Return all lines from the listing below in which the string "Read" occurs.
====== Items
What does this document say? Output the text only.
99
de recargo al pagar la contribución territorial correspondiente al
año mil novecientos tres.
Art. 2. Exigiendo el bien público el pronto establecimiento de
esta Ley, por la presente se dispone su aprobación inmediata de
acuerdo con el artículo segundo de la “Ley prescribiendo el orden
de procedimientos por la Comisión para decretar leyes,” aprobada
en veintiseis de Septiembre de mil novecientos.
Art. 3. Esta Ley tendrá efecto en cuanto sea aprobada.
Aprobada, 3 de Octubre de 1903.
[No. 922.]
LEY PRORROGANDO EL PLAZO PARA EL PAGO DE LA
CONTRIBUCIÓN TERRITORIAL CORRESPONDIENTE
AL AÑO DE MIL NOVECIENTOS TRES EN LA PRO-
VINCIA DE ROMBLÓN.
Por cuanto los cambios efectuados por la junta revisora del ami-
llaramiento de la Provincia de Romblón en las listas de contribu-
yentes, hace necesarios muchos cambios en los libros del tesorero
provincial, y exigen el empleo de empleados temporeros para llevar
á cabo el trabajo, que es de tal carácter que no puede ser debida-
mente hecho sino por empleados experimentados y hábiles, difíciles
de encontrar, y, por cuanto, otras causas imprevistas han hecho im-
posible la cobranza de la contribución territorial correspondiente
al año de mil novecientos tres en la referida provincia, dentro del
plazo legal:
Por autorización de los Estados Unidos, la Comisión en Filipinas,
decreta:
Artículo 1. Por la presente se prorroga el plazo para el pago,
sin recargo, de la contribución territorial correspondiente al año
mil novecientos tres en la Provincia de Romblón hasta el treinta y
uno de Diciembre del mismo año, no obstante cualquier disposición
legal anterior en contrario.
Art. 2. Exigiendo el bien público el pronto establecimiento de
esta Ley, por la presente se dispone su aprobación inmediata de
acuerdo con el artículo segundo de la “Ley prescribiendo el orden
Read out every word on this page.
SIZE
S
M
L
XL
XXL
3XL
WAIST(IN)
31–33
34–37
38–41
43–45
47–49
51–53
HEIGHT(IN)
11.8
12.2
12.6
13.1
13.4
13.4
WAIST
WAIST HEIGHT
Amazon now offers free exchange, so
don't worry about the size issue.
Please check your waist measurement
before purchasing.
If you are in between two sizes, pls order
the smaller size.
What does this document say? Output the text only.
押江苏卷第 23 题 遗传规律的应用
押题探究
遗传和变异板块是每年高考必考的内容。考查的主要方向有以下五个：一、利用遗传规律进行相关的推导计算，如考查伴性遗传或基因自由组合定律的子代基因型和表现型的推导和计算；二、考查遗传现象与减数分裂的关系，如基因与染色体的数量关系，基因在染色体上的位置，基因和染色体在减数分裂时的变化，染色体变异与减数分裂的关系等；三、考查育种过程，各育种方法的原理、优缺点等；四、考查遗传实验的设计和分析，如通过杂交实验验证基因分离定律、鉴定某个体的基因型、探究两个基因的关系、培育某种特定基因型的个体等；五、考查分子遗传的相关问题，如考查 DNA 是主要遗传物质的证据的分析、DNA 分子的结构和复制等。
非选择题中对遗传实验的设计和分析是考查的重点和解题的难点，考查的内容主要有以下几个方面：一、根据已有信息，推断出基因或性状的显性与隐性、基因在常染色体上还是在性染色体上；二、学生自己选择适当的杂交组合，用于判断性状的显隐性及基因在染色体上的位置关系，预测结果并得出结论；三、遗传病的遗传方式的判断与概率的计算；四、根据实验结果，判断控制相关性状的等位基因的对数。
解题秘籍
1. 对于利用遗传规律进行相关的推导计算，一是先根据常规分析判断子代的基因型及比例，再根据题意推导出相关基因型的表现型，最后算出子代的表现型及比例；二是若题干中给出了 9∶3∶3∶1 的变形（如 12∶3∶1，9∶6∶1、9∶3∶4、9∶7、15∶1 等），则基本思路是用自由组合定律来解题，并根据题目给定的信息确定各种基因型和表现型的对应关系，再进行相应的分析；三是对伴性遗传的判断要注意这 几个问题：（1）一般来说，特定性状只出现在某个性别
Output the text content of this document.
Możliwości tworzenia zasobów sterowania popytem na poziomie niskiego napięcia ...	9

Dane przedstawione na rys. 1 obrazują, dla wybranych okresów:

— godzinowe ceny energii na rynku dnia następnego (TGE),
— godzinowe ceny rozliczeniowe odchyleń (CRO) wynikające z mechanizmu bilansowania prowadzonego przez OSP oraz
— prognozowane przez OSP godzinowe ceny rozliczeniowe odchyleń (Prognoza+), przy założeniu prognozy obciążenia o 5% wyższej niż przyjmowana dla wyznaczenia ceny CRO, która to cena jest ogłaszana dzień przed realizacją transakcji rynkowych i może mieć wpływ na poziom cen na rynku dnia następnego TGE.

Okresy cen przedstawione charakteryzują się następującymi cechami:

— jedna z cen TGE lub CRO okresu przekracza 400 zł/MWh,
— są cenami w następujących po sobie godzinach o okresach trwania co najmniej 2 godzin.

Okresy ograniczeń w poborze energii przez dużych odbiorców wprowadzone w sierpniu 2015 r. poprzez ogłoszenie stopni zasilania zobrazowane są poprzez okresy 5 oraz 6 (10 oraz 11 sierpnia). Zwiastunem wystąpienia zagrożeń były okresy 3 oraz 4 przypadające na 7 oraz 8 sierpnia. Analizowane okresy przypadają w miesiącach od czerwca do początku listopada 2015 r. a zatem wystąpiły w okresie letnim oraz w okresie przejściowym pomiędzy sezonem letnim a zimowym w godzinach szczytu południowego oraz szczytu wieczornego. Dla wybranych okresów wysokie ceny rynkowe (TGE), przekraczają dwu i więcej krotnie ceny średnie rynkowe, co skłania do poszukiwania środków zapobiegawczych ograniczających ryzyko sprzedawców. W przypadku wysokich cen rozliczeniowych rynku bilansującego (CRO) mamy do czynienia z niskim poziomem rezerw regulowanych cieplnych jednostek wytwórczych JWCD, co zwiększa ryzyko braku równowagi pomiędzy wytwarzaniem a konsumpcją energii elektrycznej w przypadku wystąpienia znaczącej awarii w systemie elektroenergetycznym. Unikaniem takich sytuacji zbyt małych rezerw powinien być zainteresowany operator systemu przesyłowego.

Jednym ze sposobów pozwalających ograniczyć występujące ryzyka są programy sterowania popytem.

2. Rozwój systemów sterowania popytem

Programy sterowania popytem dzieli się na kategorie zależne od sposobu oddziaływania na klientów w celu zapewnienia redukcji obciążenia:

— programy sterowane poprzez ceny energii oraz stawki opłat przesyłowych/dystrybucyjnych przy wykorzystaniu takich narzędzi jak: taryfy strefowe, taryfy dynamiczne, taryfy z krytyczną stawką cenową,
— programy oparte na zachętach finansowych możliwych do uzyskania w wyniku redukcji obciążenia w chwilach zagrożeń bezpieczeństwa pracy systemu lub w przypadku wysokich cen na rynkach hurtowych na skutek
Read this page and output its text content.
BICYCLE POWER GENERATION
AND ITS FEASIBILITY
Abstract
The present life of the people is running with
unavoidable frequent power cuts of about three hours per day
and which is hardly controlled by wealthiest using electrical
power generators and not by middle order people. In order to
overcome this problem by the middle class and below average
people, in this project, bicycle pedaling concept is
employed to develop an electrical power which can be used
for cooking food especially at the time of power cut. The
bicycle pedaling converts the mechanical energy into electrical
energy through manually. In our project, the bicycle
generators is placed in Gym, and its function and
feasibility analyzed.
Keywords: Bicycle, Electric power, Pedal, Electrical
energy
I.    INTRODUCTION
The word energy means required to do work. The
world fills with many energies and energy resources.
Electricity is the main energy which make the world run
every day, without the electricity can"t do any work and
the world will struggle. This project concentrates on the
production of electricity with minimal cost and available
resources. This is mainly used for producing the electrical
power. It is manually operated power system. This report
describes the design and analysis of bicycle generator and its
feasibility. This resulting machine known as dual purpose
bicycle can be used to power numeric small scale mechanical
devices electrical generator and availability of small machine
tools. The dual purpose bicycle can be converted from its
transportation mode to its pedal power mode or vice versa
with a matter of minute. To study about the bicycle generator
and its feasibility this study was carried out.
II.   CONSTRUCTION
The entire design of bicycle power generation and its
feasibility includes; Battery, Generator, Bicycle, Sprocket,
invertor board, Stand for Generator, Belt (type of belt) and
============
Task response »
Read out every word on this page.
Read this page and output its text content.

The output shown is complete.